#### Extracted records
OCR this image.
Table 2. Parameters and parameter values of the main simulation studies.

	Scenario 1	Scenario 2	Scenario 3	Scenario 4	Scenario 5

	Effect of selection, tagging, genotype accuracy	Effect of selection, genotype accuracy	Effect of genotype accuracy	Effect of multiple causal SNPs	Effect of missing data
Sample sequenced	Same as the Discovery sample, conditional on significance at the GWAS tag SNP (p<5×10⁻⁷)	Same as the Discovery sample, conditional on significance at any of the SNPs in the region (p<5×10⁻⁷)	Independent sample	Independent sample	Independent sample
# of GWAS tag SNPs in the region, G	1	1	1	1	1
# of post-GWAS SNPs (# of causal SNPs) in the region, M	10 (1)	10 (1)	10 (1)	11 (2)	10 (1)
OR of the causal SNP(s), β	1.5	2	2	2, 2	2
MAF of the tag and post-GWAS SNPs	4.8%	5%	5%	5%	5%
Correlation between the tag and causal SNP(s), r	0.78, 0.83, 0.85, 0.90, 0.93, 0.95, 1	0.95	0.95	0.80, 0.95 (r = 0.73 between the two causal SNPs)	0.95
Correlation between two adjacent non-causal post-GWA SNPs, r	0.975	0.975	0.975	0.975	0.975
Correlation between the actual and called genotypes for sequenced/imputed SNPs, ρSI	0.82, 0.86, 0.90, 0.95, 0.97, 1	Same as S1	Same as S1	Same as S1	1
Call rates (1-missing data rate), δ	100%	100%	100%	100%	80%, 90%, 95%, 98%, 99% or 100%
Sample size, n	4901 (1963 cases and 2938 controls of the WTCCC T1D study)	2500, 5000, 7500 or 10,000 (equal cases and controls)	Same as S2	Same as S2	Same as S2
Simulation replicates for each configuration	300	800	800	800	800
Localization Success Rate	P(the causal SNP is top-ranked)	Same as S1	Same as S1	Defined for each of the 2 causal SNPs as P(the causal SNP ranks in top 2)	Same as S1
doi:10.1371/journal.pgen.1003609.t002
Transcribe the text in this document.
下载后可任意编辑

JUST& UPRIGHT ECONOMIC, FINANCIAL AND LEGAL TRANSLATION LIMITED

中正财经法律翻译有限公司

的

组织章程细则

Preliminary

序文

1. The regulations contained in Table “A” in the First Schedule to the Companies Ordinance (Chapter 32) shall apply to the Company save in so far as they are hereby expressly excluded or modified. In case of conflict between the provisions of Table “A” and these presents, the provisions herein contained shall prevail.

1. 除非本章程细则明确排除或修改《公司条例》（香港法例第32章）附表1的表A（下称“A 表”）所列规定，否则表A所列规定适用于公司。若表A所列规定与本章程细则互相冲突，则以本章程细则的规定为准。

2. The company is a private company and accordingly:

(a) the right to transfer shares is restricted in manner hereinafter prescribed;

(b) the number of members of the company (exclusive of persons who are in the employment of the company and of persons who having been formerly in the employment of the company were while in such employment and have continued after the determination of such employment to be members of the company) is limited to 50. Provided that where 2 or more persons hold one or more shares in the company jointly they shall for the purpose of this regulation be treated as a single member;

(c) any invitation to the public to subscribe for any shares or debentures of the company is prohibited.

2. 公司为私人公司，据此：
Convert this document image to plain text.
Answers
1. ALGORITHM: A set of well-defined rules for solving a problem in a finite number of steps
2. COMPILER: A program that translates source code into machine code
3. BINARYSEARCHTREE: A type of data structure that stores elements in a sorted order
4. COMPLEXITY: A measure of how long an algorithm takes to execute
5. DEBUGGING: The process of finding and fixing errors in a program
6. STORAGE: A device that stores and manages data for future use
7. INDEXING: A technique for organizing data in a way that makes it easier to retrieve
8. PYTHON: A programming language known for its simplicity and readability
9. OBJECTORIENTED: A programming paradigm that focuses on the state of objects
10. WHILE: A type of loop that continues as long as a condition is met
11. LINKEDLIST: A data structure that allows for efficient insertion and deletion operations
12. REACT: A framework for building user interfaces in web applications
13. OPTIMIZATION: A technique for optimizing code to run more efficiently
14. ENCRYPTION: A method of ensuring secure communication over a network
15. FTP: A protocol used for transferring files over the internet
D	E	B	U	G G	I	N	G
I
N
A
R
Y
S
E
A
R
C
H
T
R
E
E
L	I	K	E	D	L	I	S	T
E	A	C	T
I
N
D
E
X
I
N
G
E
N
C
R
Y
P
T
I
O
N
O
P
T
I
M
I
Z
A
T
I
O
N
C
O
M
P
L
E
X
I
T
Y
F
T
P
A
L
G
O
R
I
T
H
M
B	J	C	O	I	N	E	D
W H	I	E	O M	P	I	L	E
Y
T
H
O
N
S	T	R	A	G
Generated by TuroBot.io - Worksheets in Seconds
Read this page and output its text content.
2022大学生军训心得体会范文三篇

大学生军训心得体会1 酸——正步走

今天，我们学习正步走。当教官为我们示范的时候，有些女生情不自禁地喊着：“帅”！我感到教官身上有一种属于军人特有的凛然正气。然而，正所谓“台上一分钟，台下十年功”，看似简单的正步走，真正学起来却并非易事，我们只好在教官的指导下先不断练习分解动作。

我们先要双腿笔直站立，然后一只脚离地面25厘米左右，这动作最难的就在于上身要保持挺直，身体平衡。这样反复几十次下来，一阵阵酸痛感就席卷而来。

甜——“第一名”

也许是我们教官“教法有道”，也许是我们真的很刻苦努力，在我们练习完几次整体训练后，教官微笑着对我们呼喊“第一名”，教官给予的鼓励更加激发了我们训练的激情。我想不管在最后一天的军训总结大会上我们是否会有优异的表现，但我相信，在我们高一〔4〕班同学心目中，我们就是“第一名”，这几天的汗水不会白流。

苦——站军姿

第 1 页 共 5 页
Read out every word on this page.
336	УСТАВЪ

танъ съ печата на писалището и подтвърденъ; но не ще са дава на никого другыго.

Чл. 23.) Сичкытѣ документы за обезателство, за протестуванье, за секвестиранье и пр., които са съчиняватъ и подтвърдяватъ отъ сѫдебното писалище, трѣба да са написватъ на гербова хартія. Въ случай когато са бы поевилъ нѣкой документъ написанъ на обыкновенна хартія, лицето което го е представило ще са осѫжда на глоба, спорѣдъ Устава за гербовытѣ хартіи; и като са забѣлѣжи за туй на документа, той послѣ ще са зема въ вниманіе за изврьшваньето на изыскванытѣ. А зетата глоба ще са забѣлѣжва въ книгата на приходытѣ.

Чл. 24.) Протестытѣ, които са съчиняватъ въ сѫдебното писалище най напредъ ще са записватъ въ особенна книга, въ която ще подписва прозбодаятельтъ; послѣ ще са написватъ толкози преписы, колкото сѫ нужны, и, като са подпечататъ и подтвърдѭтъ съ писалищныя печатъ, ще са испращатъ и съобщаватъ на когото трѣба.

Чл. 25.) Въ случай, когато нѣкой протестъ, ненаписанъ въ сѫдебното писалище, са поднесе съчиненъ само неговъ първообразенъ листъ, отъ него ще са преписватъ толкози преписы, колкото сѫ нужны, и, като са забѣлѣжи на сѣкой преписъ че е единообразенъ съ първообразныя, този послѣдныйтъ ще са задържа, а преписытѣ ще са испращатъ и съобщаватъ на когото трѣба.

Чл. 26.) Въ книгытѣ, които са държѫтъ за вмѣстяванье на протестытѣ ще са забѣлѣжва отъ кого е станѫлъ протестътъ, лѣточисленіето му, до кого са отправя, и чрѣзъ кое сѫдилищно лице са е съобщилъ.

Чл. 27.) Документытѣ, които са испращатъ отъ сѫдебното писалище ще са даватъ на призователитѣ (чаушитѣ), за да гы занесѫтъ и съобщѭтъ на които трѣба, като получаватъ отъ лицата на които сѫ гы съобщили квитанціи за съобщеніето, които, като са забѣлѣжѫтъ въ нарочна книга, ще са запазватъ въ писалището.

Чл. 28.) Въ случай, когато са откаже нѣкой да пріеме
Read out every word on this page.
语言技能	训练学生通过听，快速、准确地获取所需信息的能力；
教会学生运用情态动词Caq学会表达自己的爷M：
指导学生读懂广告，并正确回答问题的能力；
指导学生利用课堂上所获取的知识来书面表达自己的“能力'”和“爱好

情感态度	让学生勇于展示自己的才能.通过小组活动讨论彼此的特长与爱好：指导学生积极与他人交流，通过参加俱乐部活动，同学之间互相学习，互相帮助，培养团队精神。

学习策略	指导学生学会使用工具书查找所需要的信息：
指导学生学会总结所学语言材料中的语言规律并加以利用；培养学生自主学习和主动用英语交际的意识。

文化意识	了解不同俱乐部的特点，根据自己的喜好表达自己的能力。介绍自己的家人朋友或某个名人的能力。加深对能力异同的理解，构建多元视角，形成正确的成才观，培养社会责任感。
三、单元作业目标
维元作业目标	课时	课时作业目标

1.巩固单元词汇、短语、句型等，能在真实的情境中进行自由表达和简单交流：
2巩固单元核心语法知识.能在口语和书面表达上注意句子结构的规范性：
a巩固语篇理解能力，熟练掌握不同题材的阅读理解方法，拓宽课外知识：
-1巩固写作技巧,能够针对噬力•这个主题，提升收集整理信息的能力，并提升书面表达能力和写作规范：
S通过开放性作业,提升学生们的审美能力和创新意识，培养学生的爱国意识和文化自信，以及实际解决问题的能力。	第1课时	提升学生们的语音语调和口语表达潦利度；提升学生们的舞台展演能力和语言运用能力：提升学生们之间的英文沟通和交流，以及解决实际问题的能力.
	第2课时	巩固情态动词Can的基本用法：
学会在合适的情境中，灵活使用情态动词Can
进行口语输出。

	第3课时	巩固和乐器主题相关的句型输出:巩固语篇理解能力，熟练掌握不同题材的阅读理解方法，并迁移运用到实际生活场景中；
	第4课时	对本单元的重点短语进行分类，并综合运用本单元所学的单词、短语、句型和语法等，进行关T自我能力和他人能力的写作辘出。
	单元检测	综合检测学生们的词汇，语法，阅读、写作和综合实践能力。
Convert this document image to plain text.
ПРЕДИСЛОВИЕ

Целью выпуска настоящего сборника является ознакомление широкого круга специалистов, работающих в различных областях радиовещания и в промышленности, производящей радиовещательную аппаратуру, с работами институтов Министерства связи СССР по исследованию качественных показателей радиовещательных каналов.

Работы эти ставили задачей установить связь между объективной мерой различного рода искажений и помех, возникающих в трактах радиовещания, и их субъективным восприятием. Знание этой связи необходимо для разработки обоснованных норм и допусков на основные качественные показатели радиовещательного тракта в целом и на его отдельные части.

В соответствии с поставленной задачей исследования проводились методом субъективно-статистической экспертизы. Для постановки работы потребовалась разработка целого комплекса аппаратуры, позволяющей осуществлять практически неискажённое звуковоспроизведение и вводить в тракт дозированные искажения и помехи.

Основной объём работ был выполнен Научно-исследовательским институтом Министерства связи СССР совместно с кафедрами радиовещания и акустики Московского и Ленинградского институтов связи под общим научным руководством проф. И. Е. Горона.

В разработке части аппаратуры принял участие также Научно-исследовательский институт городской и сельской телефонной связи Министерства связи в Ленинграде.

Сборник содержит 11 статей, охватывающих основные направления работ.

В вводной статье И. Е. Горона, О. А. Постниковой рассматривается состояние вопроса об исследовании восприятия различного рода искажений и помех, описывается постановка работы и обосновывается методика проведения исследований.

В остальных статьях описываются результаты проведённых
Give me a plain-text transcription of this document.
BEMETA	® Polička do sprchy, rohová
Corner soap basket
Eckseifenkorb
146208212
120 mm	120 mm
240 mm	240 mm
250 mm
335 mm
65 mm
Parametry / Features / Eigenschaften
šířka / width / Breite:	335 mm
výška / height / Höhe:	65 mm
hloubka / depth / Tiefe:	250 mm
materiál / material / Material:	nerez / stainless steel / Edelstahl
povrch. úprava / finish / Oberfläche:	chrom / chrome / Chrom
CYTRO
########
Goal of the exercise
Pick out and copy every line that contains the word "Sample".

Exercise result
Sample sequenced	Same as the Discovery sample, conditional on significance at the GWAS tag SNP (p<5×10⁻⁷)	Same as the Discovery sample, conditional on significance at any of the SNPs in the region (p<5×10⁻⁷)	Independent sample	Independent sample	Independent sample
Sample size, n	4901 (1963 cases and 2938 controls of the WTCCC T1D study)	2500, 5000, 7500 or 10,000 (equal cases and controls)	Same as S2	Same as S2	Same as S2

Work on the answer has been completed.